> _INSTRUCTION_: Write the next part of the Warcrab album review, picking up after its final sentence.

Album Review – Warcrab / Damned In Endless Night (2019)

May all your nights be damned to the sound of the soul-crushing death and doom blasted by UK’s own monolithic metal workhorses in their brand new opus.

There’s nothing better than a badass and absolutely pulverizing fusion of Death, Sludge and Doom Metal to haunt our souls on a Friday the 13th, don’t you agree? I’m pretty sure not even Jason Voorhees himself is capable of generating such heavy and reverberating sounds like UK’s own monolithic metal workhorses Warcrab, who after three years of silence return with an ever darker and more threatening sonority found in their new full-length opus, entitled Damned In Endless Night, a thunderous display of unbelievable heaviness and groove that will please all fans of the soul-crushing death and doom played by bands like Bolt Thrower, Crowbar and Eyehategod.

Carrying on where they last left in their 2016 release Scars of Aeons with their unique blend of down-tuned Sludge and ponderous Death Metal, Warcrab flesh it out and leave no room for doubt on the efficacy of their powerful and cohesive fusion of underground styles in Damned in Endless Night. Featuring almost the same lineup as from their previous album, with Martyn Grant on vocals (replacing former singer Kane Nelson), Geoff Holmes,  Paul “Budgie” Garbett and Leigh Jones on the guitars, Dave “Guppy” Simmonds on bass, and Rich Parker on drums, the long-awaited full-length from this Plymouth, Devon, England-based band is arguably their best release to date, cementing Warcrab as one of the flagships of the current underground metal scene in their homeland.

> _DATASET EXTRACT_:
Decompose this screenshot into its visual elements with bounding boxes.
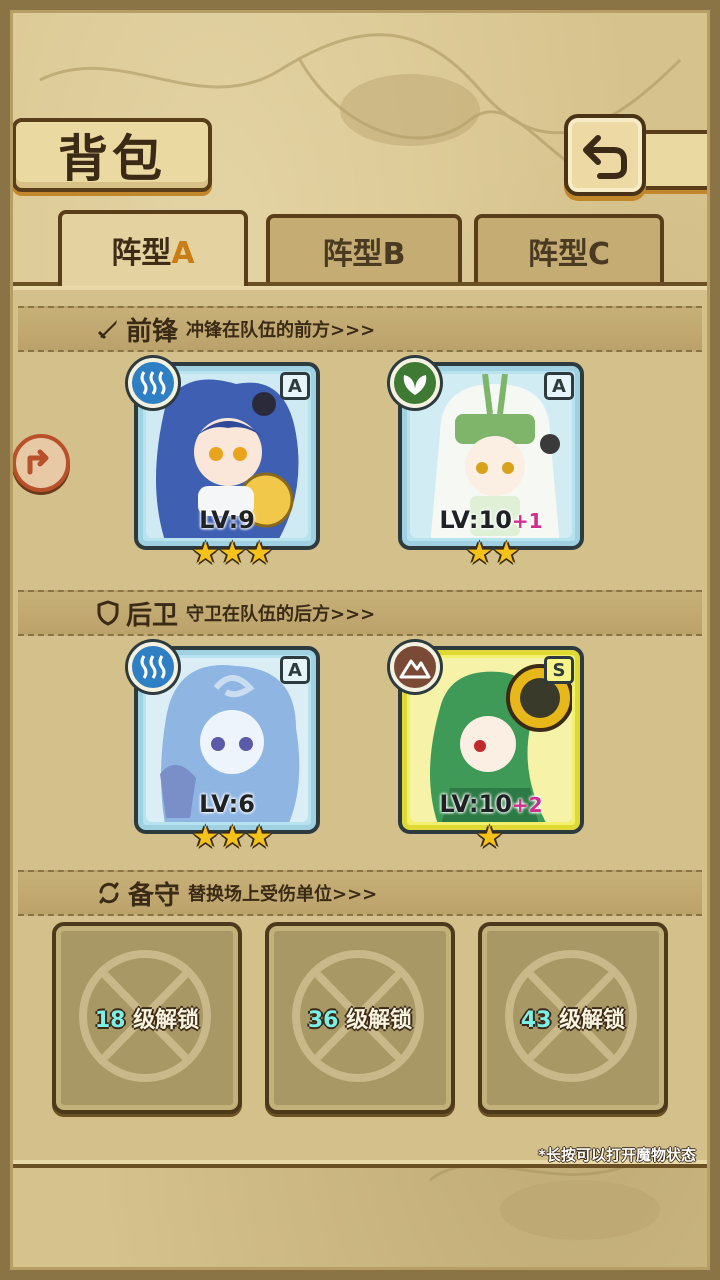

---

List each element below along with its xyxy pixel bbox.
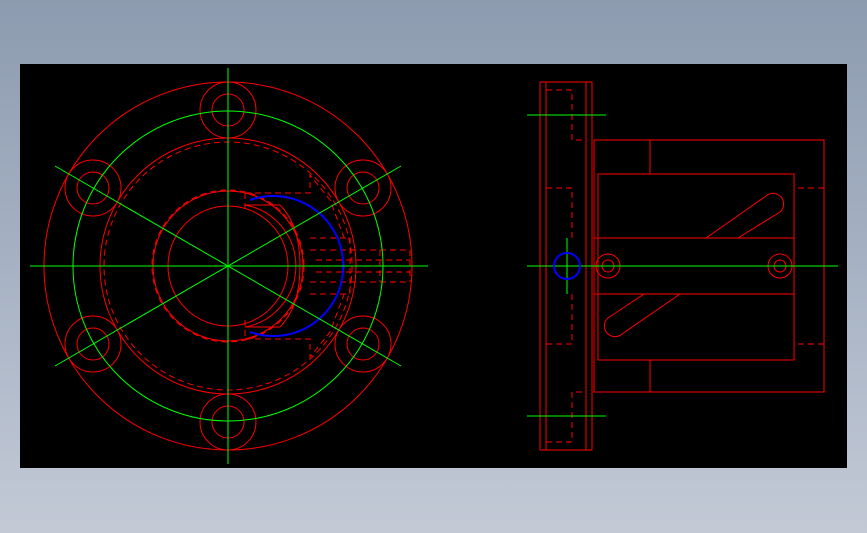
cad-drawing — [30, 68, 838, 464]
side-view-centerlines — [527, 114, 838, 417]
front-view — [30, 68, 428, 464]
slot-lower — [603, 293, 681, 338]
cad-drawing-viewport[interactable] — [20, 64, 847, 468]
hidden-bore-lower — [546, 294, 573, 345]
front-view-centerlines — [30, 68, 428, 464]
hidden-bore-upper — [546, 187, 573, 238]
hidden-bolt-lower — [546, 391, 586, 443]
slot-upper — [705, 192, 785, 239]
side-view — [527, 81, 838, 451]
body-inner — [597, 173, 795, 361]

> _RESULT OF THIS EXERCISE_:
Perpetua is a serene intro where the band’s guitar trio warms up our senses for the hammering and bold Halo of Flies, with the sluggish guitars by Geoff, Paul and Leigh dictating the rhythm while Martyn begins vociferating like a demonic entity and Rich pounds his drums slowly and fiercely. In the Arms of Armageddon sounds closer to what the band offered in Scars of Aeons, which means an infernal, low-tuned and grim musicality smashing our heads mercilessly, not to mention the massive wall of sounds created by Dave and Rich in the background, whereas Blood for the Blood God is pure old school Sludge and Doom Metal for your avid ears, with Rich sounding utterly ominous on drums while Martyn basically vomits the song’s lyrics in a brutal and devilish way, therefore being highly recommended for breaking your neck in half headbanging.

Then the creepy guitars by Warcrab’s stringed triumvirate penetrate deep inside our minds in Abyssal Mausoleum, and you better get ready for over eight minutes of damned passages, low-tuned bass lines and endless obscurity, showcasing Geoff on absolute fire with his doomed guitar solos; and  Dave slashes our ears with his distorted bass lines in Magnetic Fields Collapse, a classic display of modern-day Sludge Metal infused with Death Metal-inspired vocals. In other words, simply keep banging your head nonstop and raise your horns to Warcrab until the song’s fulminating grand finale; followed by Kraken Arise (which by the way is also featured in a very interesting 2019 compilation titled Doomed & Stoned in England), a bestial onrush of Sludge Metal by Warcrab spearheaded by Martyn’s enraged roars, with Dave and Rich sounding as thunderous as the music demands with their sonic weapons.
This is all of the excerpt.